Exercise - Repeat, line for line, the entries printed below.
───── Material supplied ─────
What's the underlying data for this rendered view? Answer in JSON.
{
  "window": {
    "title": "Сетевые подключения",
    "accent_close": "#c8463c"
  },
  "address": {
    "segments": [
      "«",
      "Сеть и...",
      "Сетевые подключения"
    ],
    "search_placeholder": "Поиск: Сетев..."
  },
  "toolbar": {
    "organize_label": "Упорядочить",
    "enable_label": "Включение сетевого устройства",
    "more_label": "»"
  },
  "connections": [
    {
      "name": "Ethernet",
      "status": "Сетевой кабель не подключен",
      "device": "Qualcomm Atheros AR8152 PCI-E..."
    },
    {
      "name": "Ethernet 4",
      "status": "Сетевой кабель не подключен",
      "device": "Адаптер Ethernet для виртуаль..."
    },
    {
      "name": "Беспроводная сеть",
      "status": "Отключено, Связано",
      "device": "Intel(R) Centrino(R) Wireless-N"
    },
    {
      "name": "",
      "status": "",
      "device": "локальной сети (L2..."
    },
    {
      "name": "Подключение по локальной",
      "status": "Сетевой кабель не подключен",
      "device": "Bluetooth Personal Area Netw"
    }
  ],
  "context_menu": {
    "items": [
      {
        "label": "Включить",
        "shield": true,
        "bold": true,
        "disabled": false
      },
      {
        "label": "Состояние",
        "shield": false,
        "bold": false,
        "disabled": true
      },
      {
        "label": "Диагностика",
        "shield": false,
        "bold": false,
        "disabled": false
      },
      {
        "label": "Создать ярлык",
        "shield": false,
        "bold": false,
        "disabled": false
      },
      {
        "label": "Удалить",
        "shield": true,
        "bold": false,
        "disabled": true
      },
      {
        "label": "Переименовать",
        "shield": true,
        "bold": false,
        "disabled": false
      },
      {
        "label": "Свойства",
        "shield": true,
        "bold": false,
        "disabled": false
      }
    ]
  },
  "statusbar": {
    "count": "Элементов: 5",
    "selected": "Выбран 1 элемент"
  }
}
─────
Result -
What's the underlying data for this rendered view? Answer in JSON.
{
  "window": {
    "title": "Сетевые подключения",
    "accent_close": "#c8463c"
  },
  "address": {
    "segments": [
      "«",
      "Сеть и...",
      "Сетевые подключения"
    ],
    "search_placeholder": "Поиск: Сетев..."
  },
  "toolbar": {
    "organize_label": "Упорядочить",
    "enable_label": "Включение сетевого устройства",
    "more_label": "»"
  },
  "connections": [
    {
      "name": "Ethernet",
      "status": "Сетевой кабель не подключен",
      "device": "Qualcomm Atheros AR8152 PCI-E..."
    },
    {
      "name": "Ethernet 4",
      "status": "Сетевой кабель не подключен",
      "device": "Адаптер Ethernet для виртуаль..."
    },
    {
      "name": "Беспроводная сеть",
      "status": "Отключено, Связано",
      "device": "Intel(R) Centrino(R) Wireless-N"
    },
    {
      "name": "",
      "status": "",
      "device": "локальной сети (L2..."
    },
    {
      "name": "Подключение по локальной",
      "status": "Сетевой кабель не подключен",
      "device": "Bluetooth Personal Area Netw"
    }
  ],
  "context_menu": {
    "items": [
      {
        "label": "Включить",
        "shield": true,
        "bold": true,
        "disabled": false
      },
      {
        "label": "Состояние",
        "shield": false,
        "bold": false,
        "disabled": true
      },
      {
        "label": "Диагностика",
        "shield": false,
        "bold": false,
        "disabled": false
      },
      {
        "label": "Создать ярлык",
        "shield": false,
        "bold": false,
        "disabled": false
      },
      {
        "label": "Удалить",
        "shield": true,
        "bold": false,
        "disabled": true
      },
      {
        "label": "Переименовать",
        "shield": true,
        "bold": false,
        "disabled": false
      },
      {
        "label": "Свойства",
        "shield": true,
        "bold": false,
        "disabled": false
      }
    ]
  },
  "statusbar": {
    "count": "Элементов: 5",
    "selected": "Выбран 1 элемент"
  }
}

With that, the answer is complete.